▸ Job: Copy the lines below word for word, from the start of the records through the line that contains "x-tick-label: 0.6 (381, 402, 400, 416)", both ends included, and set down nothing else.

▸ Dataset:
________________________________________

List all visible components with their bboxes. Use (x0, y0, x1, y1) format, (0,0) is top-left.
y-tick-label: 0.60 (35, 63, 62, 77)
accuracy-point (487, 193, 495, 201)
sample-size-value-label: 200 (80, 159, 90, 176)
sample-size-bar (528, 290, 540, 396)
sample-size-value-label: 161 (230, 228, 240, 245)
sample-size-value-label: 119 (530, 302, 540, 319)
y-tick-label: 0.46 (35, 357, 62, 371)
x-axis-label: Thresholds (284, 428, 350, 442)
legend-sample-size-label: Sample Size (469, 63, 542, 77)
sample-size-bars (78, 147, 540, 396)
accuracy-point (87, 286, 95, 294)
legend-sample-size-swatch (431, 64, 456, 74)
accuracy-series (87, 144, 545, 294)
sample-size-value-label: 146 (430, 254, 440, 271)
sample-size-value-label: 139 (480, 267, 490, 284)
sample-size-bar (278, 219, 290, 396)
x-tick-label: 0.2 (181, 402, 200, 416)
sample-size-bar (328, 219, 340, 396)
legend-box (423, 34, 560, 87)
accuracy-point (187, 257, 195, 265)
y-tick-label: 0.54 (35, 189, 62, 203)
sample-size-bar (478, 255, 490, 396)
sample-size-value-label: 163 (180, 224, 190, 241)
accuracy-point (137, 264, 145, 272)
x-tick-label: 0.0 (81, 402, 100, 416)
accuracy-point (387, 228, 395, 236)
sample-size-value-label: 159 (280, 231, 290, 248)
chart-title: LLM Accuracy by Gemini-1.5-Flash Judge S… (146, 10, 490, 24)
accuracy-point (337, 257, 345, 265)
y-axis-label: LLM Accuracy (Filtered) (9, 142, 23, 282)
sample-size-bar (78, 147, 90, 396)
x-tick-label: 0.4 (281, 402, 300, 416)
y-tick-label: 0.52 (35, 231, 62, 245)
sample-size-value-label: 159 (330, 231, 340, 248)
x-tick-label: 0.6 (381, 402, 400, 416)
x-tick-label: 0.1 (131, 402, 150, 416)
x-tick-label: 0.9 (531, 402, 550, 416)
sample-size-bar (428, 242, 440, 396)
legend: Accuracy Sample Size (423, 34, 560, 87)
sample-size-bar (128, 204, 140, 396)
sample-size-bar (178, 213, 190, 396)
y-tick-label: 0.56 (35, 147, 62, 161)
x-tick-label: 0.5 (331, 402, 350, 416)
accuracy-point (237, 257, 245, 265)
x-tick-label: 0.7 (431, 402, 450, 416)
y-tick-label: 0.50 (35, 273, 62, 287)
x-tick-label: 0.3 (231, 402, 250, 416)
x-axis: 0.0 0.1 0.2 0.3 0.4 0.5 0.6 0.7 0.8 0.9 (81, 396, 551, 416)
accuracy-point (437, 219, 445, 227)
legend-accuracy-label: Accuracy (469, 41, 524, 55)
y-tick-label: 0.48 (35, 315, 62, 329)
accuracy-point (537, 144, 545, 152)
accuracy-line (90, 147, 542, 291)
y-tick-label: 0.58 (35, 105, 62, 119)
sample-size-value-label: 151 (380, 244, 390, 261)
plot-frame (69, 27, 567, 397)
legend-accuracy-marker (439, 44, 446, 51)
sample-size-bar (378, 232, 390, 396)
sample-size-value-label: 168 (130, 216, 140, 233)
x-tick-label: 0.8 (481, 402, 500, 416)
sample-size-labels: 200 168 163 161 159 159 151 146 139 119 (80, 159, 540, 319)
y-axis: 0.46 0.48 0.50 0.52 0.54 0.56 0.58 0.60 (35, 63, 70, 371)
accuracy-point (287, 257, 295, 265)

________________________________________

▸ Task output:
List all visible components with their bboxes. Use (x0, y0, x1, y1) format, (0,0) is top-left.
y-tick-label: 0.60 (35, 63, 62, 77)
accuracy-point (487, 193, 495, 201)
sample-size-value-label: 200 (80, 159, 90, 176)
sample-size-bar (528, 290, 540, 396)
sample-size-value-label: 161 (230, 228, 240, 245)
sample-size-value-label: 119 (530, 302, 540, 319)
y-tick-label: 0.46 (35, 357, 62, 371)
x-axis-label: Thresholds (284, 428, 350, 442)
legend-sample-size-label: Sample Size (469, 63, 542, 77)
sample-size-bars (78, 147, 540, 396)
accuracy-point (87, 286, 95, 294)
legend-sample-size-swatch (431, 64, 456, 74)
accuracy-series (87, 144, 545, 294)
sample-size-value-label: 146 (430, 254, 440, 271)
sample-size-value-label: 139 (480, 267, 490, 284)
sample-size-bar (278, 219, 290, 396)
x-tick-label: 0.2 (181, 402, 200, 416)
sample-size-bar (328, 219, 340, 396)
legend-box (423, 34, 560, 87)
accuracy-point (187, 257, 195, 265)
y-tick-label: 0.54 (35, 189, 62, 203)
sample-size-bar (478, 255, 490, 396)
sample-size-value-label: 163 (180, 224, 190, 241)
accuracy-point (137, 264, 145, 272)
x-tick-label: 0.0 (81, 402, 100, 416)
accuracy-point (387, 228, 395, 236)
sample-size-value-label: 159 (280, 231, 290, 248)
chart-title: LLM Accuracy by Gemini-1.5-Flash Judge S… (146, 10, 490, 24)
accuracy-point (337, 257, 345, 265)
y-axis-label: LLM Accuracy (Filtered) (9, 142, 23, 282)
sample-size-bar (78, 147, 90, 396)
x-tick-label: 0.4 (281, 402, 300, 416)
y-tick-label: 0.52 (35, 231, 62, 245)
sample-size-value-label: 159 (330, 231, 340, 248)
x-tick-label: 0.6 (381, 402, 400, 416)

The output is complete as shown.